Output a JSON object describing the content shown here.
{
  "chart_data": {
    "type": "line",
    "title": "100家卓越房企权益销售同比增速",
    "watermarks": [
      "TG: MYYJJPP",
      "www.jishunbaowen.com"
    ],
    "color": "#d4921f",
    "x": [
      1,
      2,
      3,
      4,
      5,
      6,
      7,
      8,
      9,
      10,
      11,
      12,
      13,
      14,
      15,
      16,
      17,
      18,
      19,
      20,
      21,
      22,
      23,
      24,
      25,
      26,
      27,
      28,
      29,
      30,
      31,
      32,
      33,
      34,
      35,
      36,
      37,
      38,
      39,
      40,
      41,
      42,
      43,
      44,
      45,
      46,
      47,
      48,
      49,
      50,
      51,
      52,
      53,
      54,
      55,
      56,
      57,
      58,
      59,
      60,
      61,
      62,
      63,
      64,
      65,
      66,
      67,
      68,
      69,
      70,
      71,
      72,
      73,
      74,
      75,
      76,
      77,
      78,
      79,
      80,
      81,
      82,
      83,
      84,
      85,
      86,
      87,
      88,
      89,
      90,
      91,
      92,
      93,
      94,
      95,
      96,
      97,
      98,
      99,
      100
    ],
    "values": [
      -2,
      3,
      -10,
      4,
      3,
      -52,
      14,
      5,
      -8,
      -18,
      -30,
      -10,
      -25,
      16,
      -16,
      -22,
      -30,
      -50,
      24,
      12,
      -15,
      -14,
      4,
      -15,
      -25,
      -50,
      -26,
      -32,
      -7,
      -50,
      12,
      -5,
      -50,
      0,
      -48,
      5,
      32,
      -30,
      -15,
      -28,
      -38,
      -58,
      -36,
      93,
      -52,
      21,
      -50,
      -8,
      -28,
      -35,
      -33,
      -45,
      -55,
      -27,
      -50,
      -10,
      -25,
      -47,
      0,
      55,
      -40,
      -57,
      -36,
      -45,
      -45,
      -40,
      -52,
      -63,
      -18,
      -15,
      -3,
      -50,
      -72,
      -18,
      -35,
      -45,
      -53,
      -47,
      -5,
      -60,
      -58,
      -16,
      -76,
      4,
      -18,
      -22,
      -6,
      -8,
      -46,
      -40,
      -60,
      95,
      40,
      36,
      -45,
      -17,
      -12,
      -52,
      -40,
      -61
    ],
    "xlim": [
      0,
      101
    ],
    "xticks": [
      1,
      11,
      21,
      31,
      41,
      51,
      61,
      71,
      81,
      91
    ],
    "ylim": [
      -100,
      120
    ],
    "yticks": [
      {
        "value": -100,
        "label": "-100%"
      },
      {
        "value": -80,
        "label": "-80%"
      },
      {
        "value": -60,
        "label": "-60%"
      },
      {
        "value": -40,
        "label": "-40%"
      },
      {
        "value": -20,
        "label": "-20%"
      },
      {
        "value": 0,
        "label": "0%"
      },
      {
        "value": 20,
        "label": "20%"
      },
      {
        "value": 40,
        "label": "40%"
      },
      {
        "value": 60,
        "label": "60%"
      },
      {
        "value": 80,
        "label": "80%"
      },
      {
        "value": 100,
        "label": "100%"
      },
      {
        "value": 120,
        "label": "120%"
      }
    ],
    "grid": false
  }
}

* * *

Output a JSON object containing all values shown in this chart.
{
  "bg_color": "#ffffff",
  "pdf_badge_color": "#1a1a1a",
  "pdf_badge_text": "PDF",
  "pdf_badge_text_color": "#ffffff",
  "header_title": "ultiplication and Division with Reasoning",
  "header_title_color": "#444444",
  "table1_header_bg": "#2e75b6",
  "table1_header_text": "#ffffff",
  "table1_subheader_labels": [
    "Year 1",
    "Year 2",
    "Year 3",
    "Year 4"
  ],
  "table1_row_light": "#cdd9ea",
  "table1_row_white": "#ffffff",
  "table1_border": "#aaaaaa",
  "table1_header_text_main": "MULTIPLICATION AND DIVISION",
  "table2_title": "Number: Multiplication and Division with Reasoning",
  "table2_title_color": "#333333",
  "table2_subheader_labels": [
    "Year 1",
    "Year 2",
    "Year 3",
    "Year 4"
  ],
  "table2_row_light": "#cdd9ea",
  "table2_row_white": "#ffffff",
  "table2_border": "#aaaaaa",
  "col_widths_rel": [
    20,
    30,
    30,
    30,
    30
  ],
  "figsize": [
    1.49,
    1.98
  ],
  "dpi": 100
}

◆ **GIVEN REQUEST**:
For the data above, state only how many lines include the word "JSON".

◆ **CORRECT ANSWER**:
2